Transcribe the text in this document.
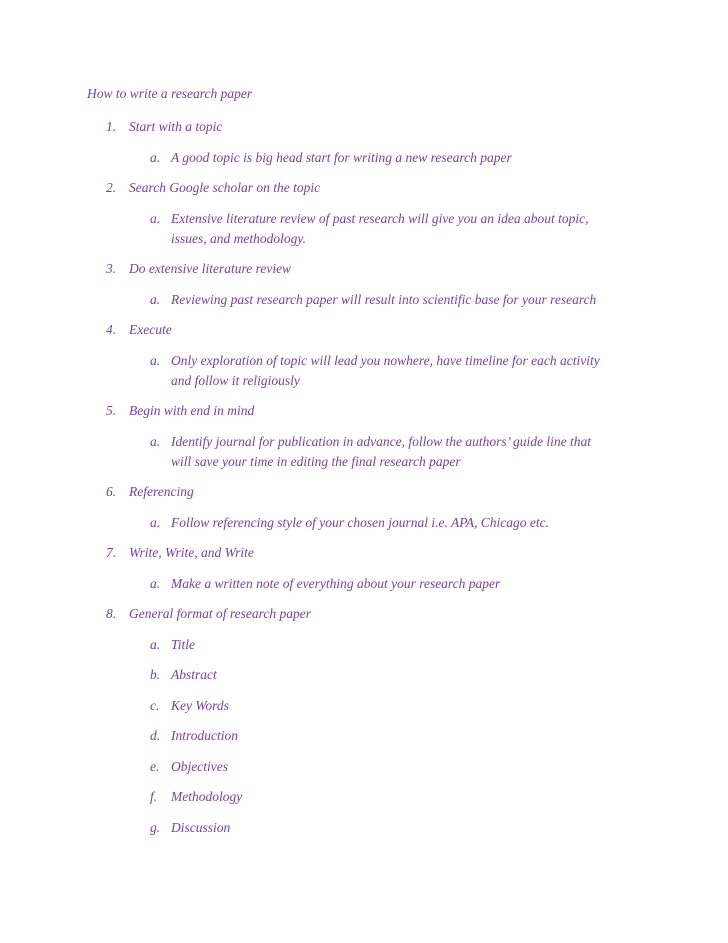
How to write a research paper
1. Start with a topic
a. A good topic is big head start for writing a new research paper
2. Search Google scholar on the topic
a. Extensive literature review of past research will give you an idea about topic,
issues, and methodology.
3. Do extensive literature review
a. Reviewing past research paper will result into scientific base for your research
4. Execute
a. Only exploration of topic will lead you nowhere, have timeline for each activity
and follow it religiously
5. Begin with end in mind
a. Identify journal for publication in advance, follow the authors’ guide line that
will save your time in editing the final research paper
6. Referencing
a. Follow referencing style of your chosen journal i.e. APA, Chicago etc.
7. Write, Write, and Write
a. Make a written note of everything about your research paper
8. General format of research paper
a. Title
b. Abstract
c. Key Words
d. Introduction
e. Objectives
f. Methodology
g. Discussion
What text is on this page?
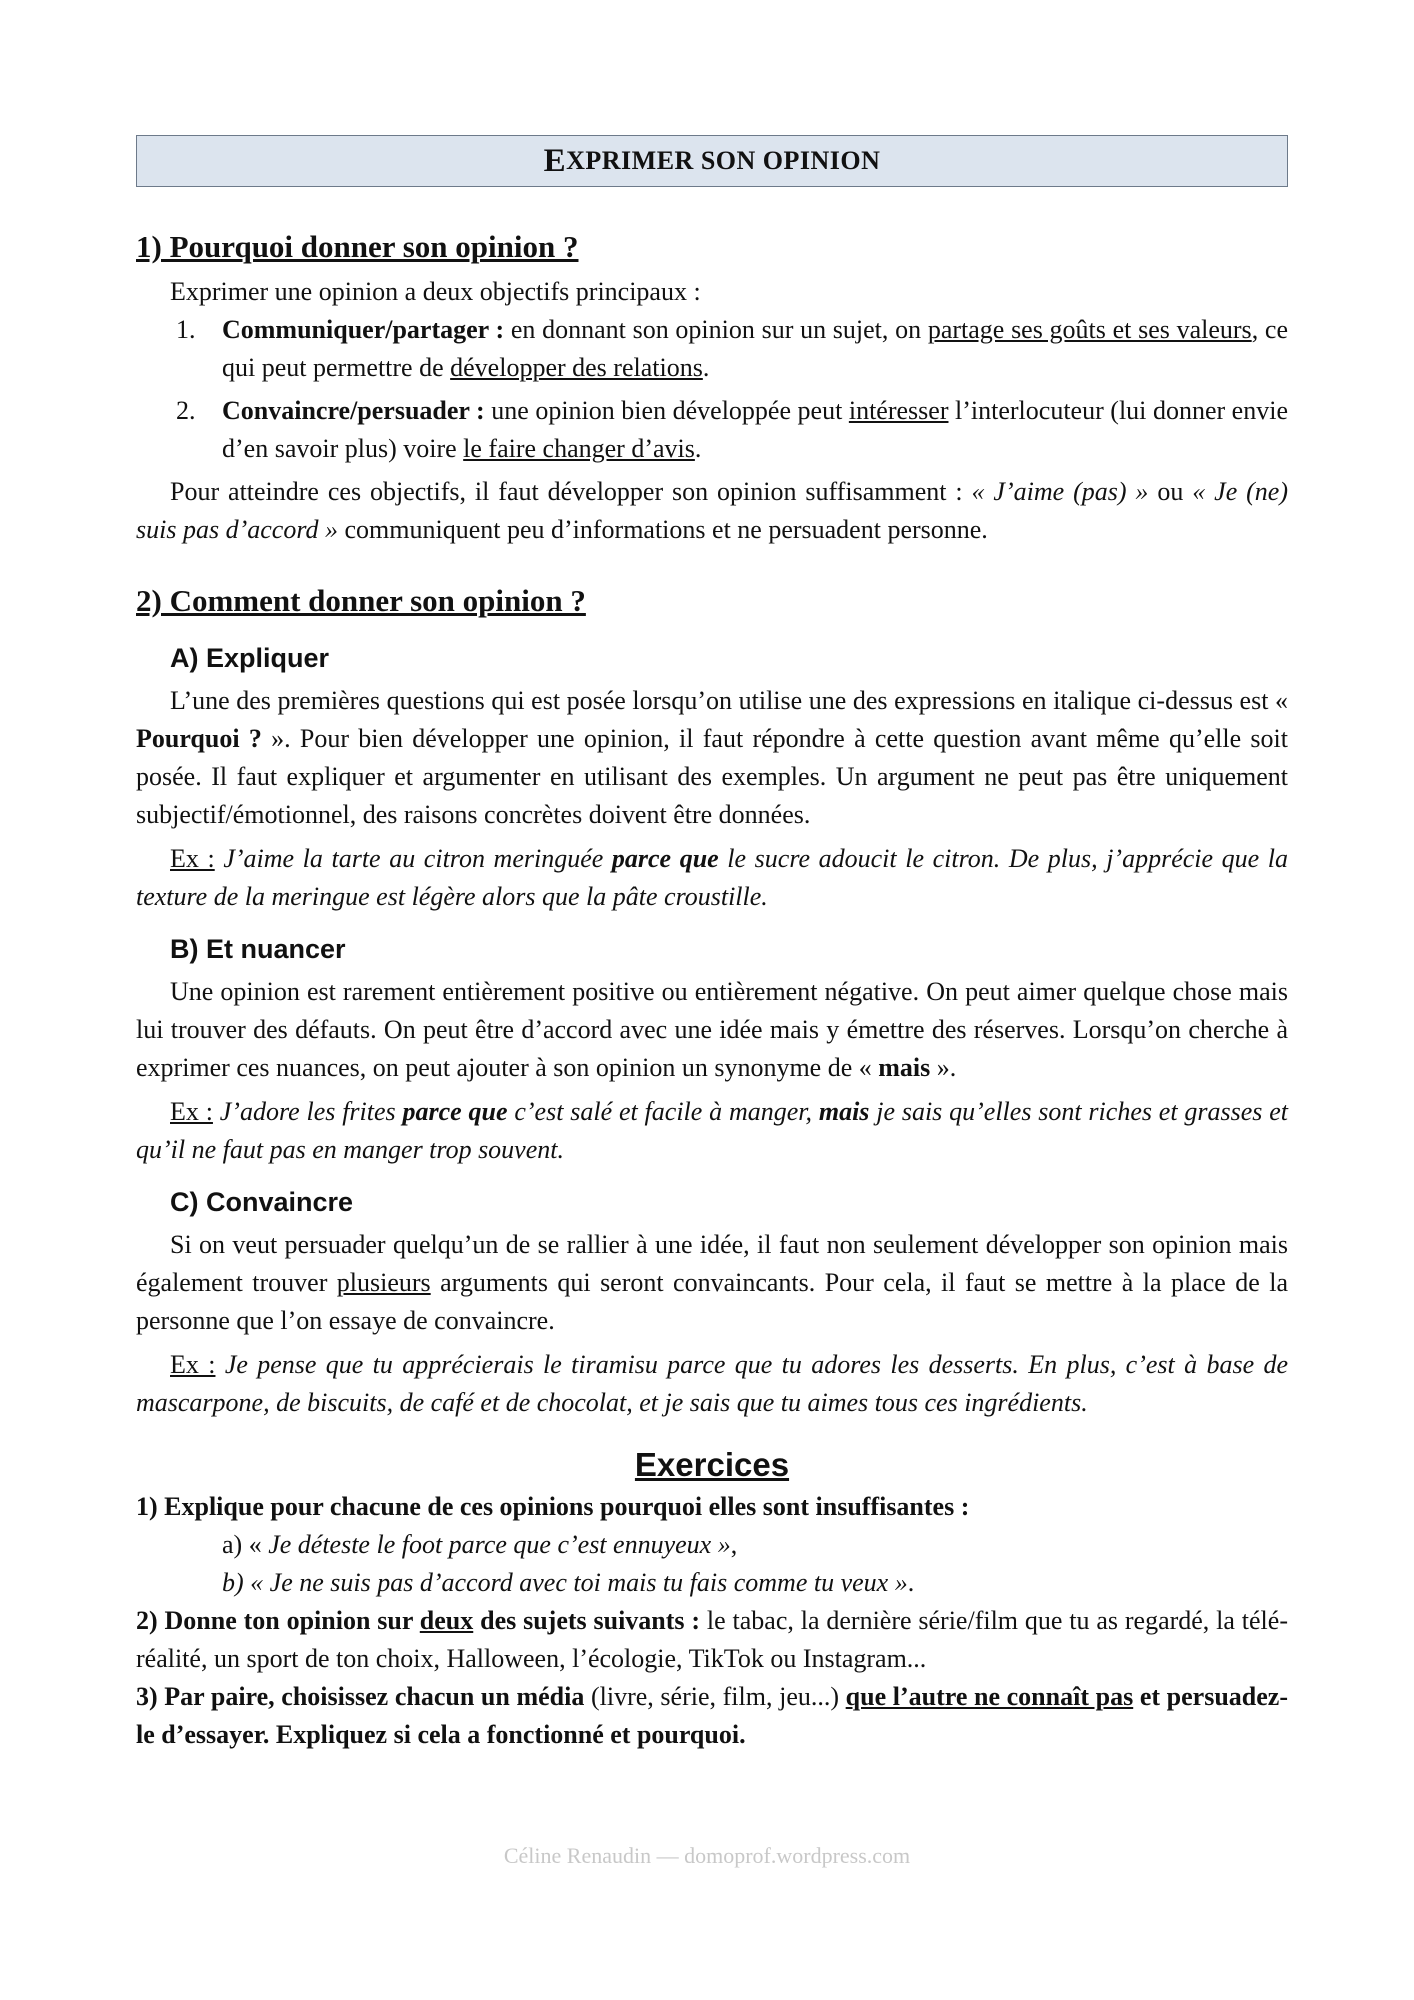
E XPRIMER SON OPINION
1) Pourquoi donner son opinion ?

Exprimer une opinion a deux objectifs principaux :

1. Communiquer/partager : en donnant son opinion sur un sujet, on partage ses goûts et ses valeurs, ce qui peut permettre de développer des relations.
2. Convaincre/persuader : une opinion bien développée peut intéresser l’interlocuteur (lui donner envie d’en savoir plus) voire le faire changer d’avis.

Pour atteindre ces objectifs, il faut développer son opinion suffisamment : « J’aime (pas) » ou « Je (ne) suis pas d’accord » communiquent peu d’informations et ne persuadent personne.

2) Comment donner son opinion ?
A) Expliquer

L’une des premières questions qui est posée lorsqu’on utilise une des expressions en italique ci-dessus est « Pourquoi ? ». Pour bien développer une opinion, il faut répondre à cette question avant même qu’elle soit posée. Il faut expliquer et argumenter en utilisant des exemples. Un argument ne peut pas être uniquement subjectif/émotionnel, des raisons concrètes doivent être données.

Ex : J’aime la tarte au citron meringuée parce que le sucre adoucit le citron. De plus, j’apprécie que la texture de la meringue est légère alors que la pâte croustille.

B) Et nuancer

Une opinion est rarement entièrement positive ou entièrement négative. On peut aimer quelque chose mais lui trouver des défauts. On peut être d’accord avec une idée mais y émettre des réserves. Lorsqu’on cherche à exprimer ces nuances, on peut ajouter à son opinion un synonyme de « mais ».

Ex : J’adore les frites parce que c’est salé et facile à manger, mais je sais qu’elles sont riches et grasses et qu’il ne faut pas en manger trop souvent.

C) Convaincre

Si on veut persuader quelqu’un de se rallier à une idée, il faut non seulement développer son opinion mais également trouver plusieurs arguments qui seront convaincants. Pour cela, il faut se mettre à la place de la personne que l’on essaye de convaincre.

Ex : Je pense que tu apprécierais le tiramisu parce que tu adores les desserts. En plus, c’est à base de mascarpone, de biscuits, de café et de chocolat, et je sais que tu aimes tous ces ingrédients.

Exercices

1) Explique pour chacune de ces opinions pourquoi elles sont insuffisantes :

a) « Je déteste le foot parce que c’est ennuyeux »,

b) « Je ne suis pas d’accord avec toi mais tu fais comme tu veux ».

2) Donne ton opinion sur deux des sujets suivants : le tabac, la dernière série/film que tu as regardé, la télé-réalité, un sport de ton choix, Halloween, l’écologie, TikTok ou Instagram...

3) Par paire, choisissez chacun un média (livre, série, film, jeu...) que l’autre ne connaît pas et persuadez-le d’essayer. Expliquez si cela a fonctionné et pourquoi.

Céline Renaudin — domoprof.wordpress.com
* * *
:: DIRECTIVE ::
Collect every line above that contains the word "paper".

:: TASK RESULT ::
How to write a research paper
a. A good topic is big head start for writing a new research paper
a. Reviewing past research paper will result into scientific base for your research
will save your time in editing the final research paper
a. Make a written note of everything about your research paper
8. General format of research paper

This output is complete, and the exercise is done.